Problem description | Copy out each line in the material below that has the word "Charlottenburg".

Stored entries |

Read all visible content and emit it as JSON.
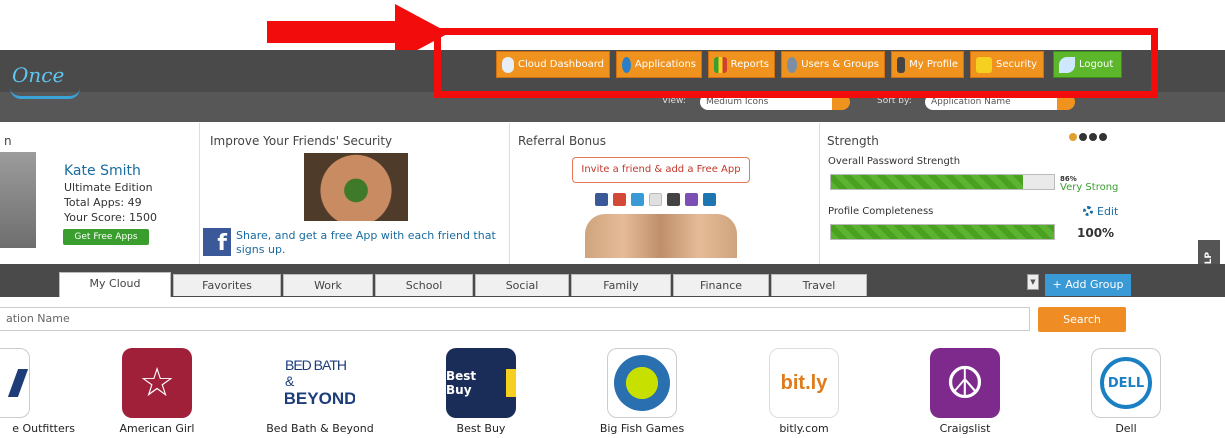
{
  "header": {
    "logo_text": "Once",
    "nav": [
      {
        "label": "Cloud Dashboard",
        "icon": "cloud-icon"
      },
      {
        "label": "Applications",
        "icon": "globe-icon"
      },
      {
        "label": "Reports",
        "icon": "chart-icon"
      },
      {
        "label": "Users & Groups",
        "icon": "users-icon"
      },
      {
        "label": "My Profile",
        "icon": "person-icon"
      },
      {
        "label": "Security",
        "icon": "lock-icon"
      },
      {
        "label": "Logout",
        "icon": "leaf-icon"
      }
    ],
    "view_label": "View:",
    "view_value": "Medium Icons",
    "sort_label": "Sort by:",
    "sort_value": "Application Name"
  },
  "panels": {
    "profile": {
      "title": "n",
      "name": "Kate Smith",
      "edition": "Ultimate Edition",
      "total_apps": "Total Apps: 49",
      "score": "Your Score: 1500",
      "button": "Get Free Apps"
    },
    "friends": {
      "title": "Improve Your Friends' Security",
      "share_text": "Share, and get a free App with each friend that signs up."
    },
    "referral": {
      "title": "Referral Bonus",
      "invite": "Invite a friend & add a Free App"
    },
    "strength": {
      "title": "Strength",
      "overall_label": "Overall Password Strength",
      "overall_percent": 86,
      "overall_percent_text": "86%",
      "overall_rating": "Very Strong",
      "profile_label": "Profile Completeness",
      "profile_percent": 100,
      "profile_percent_text": "100%",
      "edit": "Edit"
    }
  },
  "help": "HELP",
  "tabs": [
    "My Cloud",
    "Favorites",
    "Work",
    "School",
    "Social",
    "Family",
    "Finance",
    "Travel"
  ],
  "add_group": "+ Add Group",
  "search": {
    "placeholder": "ation Name",
    "button": "Search"
  },
  "apps": [
    {
      "name": "e Outfitters",
      "icon": "eagle-icon"
    },
    {
      "name": "American Girl",
      "icon": "american-girl-icon"
    },
    {
      "name": "Bed Bath & Beyond",
      "icon": "bed-bath-beyond-icon",
      "logo_top": "BED BATH &",
      "logo_bottom": "BEYOND"
    },
    {
      "name": "Best Buy",
      "icon": "best-buy-icon",
      "logo": "Best Buy"
    },
    {
      "name": "Big Fish Games",
      "icon": "big-fish-icon"
    },
    {
      "name": "bitly.com",
      "icon": "bitly-icon",
      "logo": "bit.ly"
    },
    {
      "name": "Craigslist",
      "icon": "peace-icon"
    },
    {
      "name": "Dell",
      "icon": "dell-icon",
      "logo": "DELL"
    }
  ],
  "colors": {
    "accent_orange": "#f0931e",
    "logout_green": "#5cb82a",
    "annotation_red": "#f20c0c",
    "link_blue": "#1a6ba0"
  }
}
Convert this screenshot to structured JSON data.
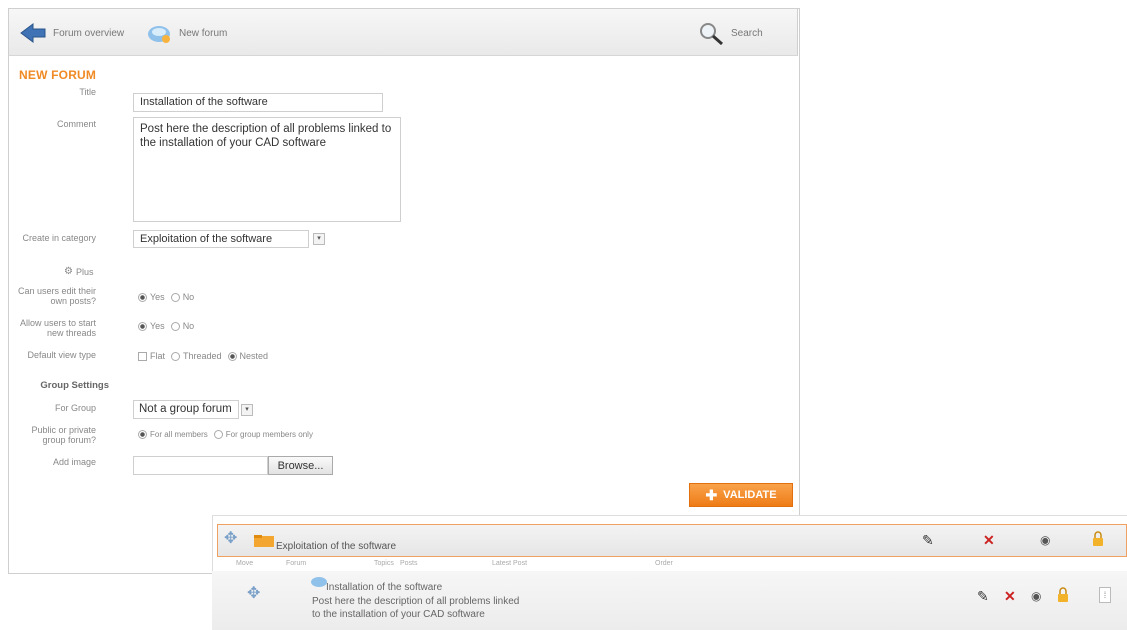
{
  "toolbar": {
    "forum_overview": "Forum overview",
    "new_forum": "New forum",
    "search": "Search"
  },
  "form": {
    "heading": "NEW FORUM",
    "title_label": "Title",
    "title_value": "Installation of the software",
    "comment_label": "Comment",
    "comment_value": "Post here the description of all problems linked to the installation of your CAD software",
    "category_label": "Create in category",
    "category_value": "Exploitation of the software",
    "plus_label": "Plus",
    "edit_posts_label": "Can users edit their own posts?",
    "start_threads_label": "Allow users to start new threads",
    "view_type_label": "Default view type",
    "yes": "Yes",
    "no": "No",
    "flat": "Flat",
    "threaded": "Threaded",
    "nested": "Nested",
    "group_settings": "Group Settings",
    "for_group_label": "For Group",
    "for_group_value": "Not a group forum",
    "public_private_label": "Public or private group forum?",
    "for_all_members": "For all members",
    "for_group_members_only": "For group members only",
    "add_image_label": "Add image",
    "browse": "Browse...",
    "validate": "VALIDATE"
  },
  "list": {
    "category_name": "Exploitation of the software",
    "columns": [
      "Move",
      "Forum",
      "Topics",
      "Posts",
      "Latest Post",
      "Order"
    ],
    "forum_title": "Installation of the software",
    "forum_desc_line1": "Post here the description of all problems linked",
    "forum_desc_line2": "to the installation of your CAD software"
  },
  "colors": {
    "accent": "#f08a24",
    "delete": "#cc2222"
  },
  "icons": [
    "back-arrow-icon",
    "new-forum-icon",
    "search-icon",
    "move-icon",
    "folder-icon",
    "edit-icon",
    "delete-icon",
    "visibility-icon",
    "lock-icon",
    "order-icon"
  ]
}
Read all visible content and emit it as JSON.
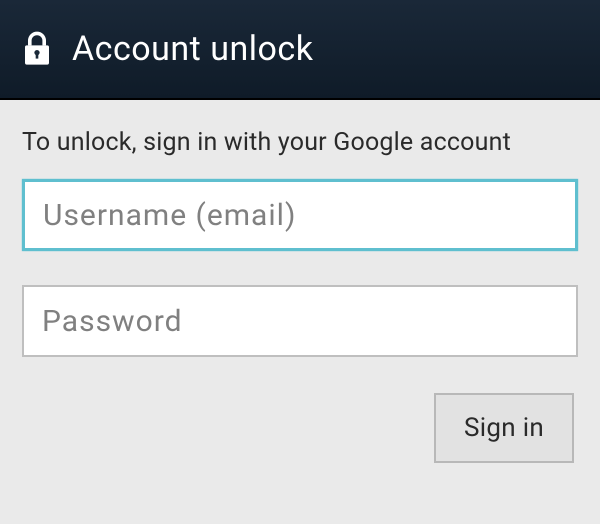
{
  "header": {
    "title": "Account unlock"
  },
  "content": {
    "instruction": "To unlock, sign in with your Google account",
    "username_placeholder": "Username (email)",
    "password_placeholder": "Password",
    "username_value": "",
    "password_value": ""
  },
  "actions": {
    "signin_label": "Sign in"
  }
}
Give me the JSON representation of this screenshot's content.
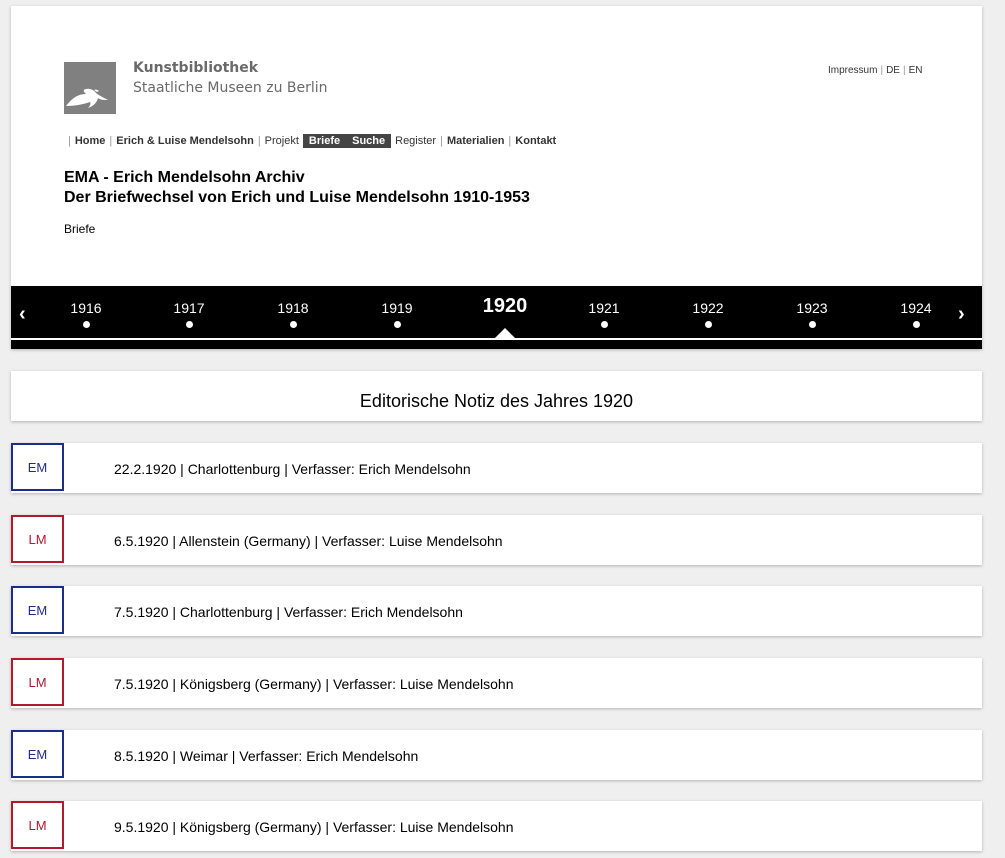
{
  "brand": {
    "line1": "Kunstbibliothek",
    "line2": "Staatliche Museen zu Berlin"
  },
  "lang": {
    "impressum": "Impressum",
    "de": "DE",
    "en": "EN"
  },
  "nav": {
    "home": "Home",
    "mendelsohn": "Erich & Luise Mendelsohn",
    "projekt": "Projekt",
    "briefe": "Briefe",
    "suche": "Suche",
    "register": "Register",
    "materialien": "Materialien",
    "kontakt": "Kontakt"
  },
  "title": {
    "line1": "EMA - Erich Mendelsohn Archiv",
    "line2": "Der Briefwechsel von Erich und Luise Mendelsohn 1910-1953"
  },
  "section_label": "Briefe",
  "timeline": {
    "prev": "‹",
    "next": "›",
    "active_year": "1920",
    "years": [
      "1916",
      "1917",
      "1918",
      "1919",
      "1920",
      "1921",
      "1922",
      "1923",
      "1924"
    ]
  },
  "note": "Editorische Notiz des Jahres 1920",
  "letters": [
    {
      "initials": "EM",
      "text": "22.2.1920 | Charlottenburg | Verfasser: Erich Mendelsohn"
    },
    {
      "initials": "LM",
      "text": "6.5.1920 | Allenstein (Germany) | Verfasser: Luise Mendelsohn"
    },
    {
      "initials": "EM",
      "text": "7.5.1920 | Charlottenburg | Verfasser: Erich Mendelsohn"
    },
    {
      "initials": "LM",
      "text": "7.5.1920 | Königsberg (Germany) | Verfasser: Luise Mendelsohn"
    },
    {
      "initials": "EM",
      "text": "8.5.1920 | Weimar | Verfasser: Erich Mendelsohn"
    },
    {
      "initials": "LM",
      "text": "9.5.1920 | Königsberg (Germany) | Verfasser: Luise Mendelsohn"
    }
  ],
  "colors": {
    "em": "#1d2e86",
    "lm": "#b01a2f",
    "nav_active_bg": "#444444",
    "timeline_bg": "#000000"
  }
}
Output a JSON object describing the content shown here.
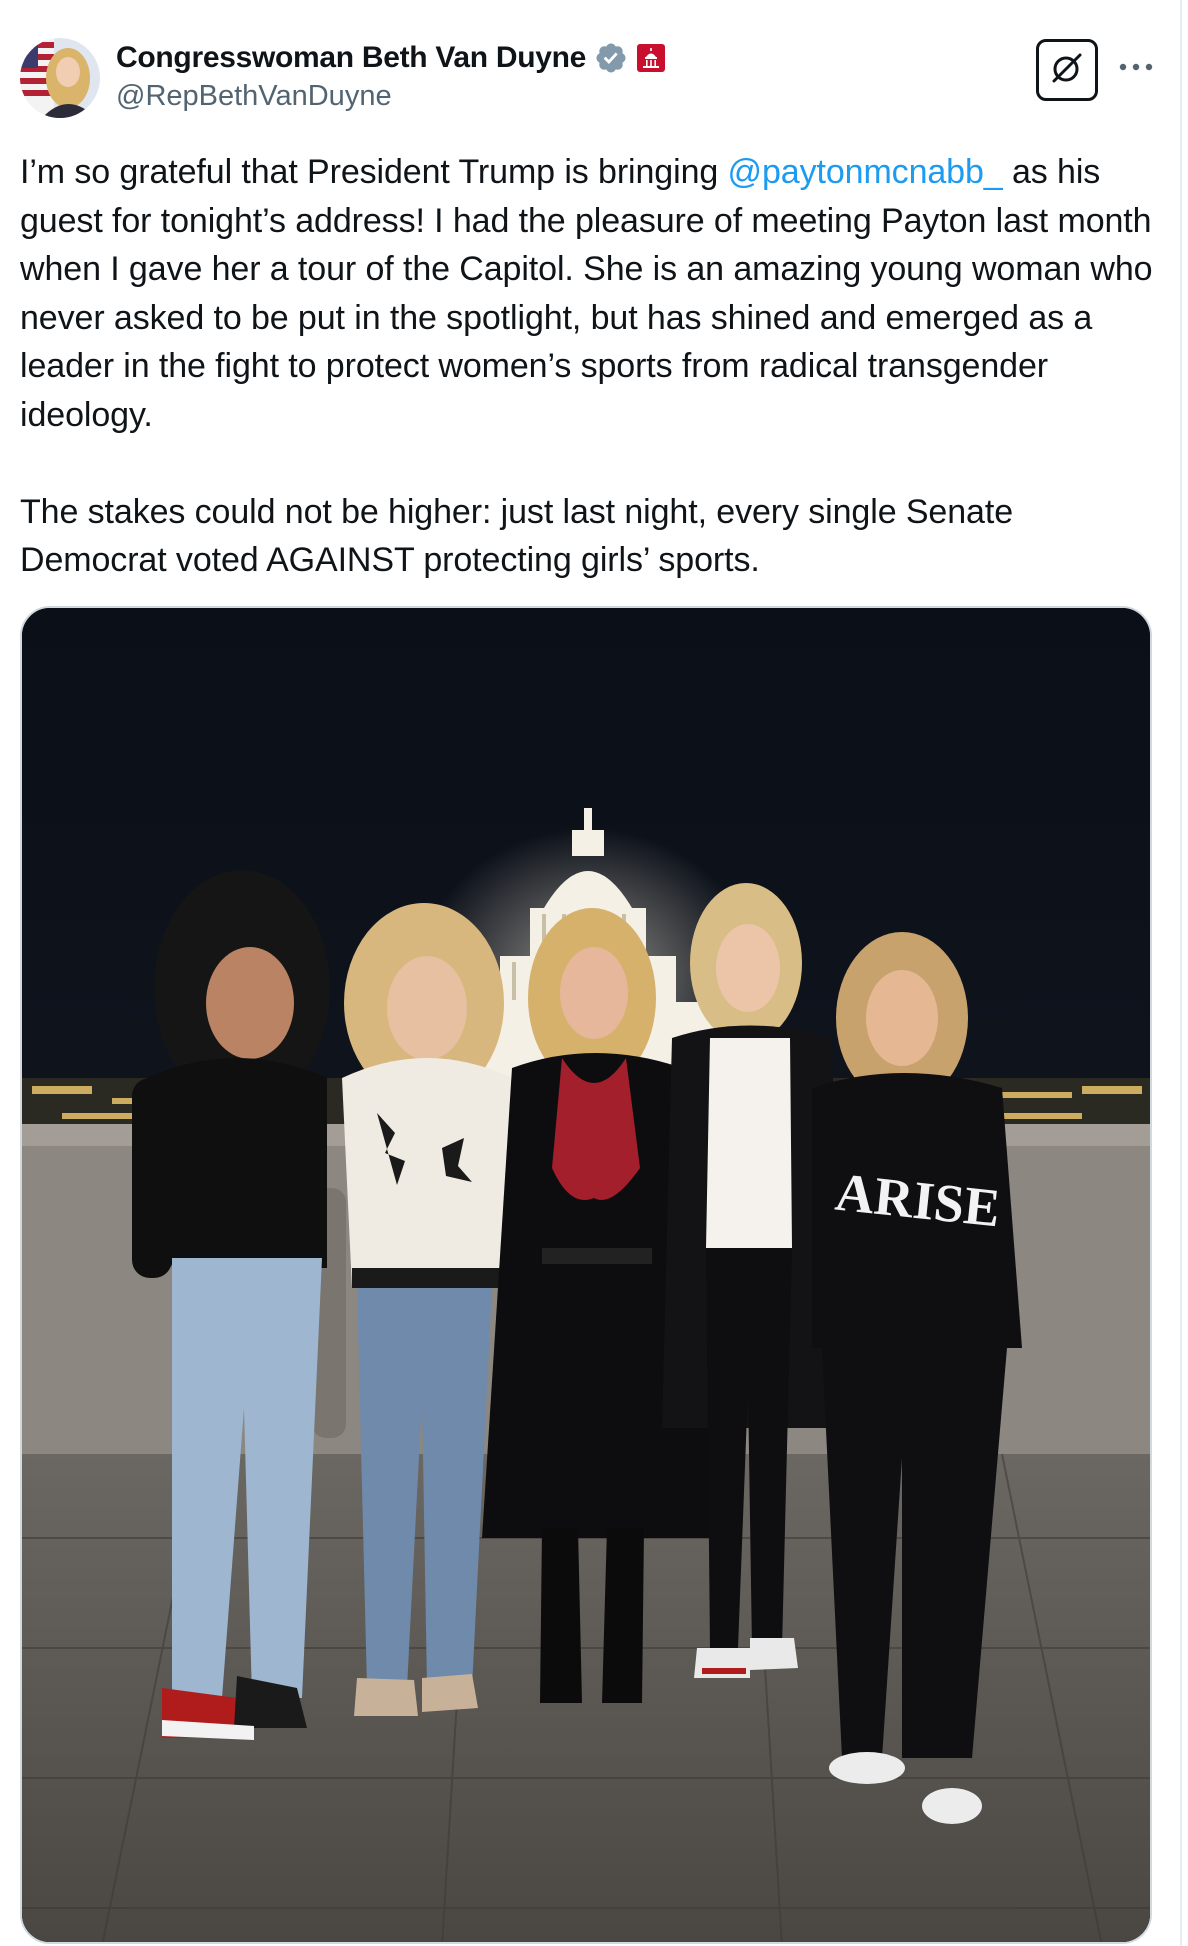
{
  "author": {
    "display_name": "Congresswoman Beth Van Duyne",
    "handle": "@RepBethVanDuyne",
    "verified_icon": "verified-badge-icon",
    "affiliation_icon": "government-badge-icon"
  },
  "actions": {
    "grok_icon": "grok-icon",
    "more_icon": "more-dots-icon"
  },
  "tweet": {
    "p1_before": "I’m so grateful that President Trump is bringing ",
    "mention": "@paytonmcnabb_",
    "p1_after": " as his guest for tonight’s address! I had the pleasure of meeting Payton last month when I gave her a tour of the Capitol. She is an amazing young woman who never asked to be put in the spotlight, but has shined and emerged as a leader in the fight to protect women’s sports from radical transgender ideology.",
    "p2": "The stakes could not be higher: just last night, every single Senate Democrat voted AGAINST protecting girls’ sports."
  },
  "photo": {
    "sweatshirt_text": "ARISE"
  },
  "colors": {
    "text": "#0f1419",
    "secondary": "#536471",
    "link": "#1d9bf0",
    "verified": "#829aab",
    "gov_badge": "#c8102e"
  }
}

Output of the exercise |
      "text": "22.2.1920 | Charlottenburg | Verfasser: Erich Mendelsohn"
      "text": "7.5.1920 | Charlottenburg | Verfasser: Erich Mendelsohn"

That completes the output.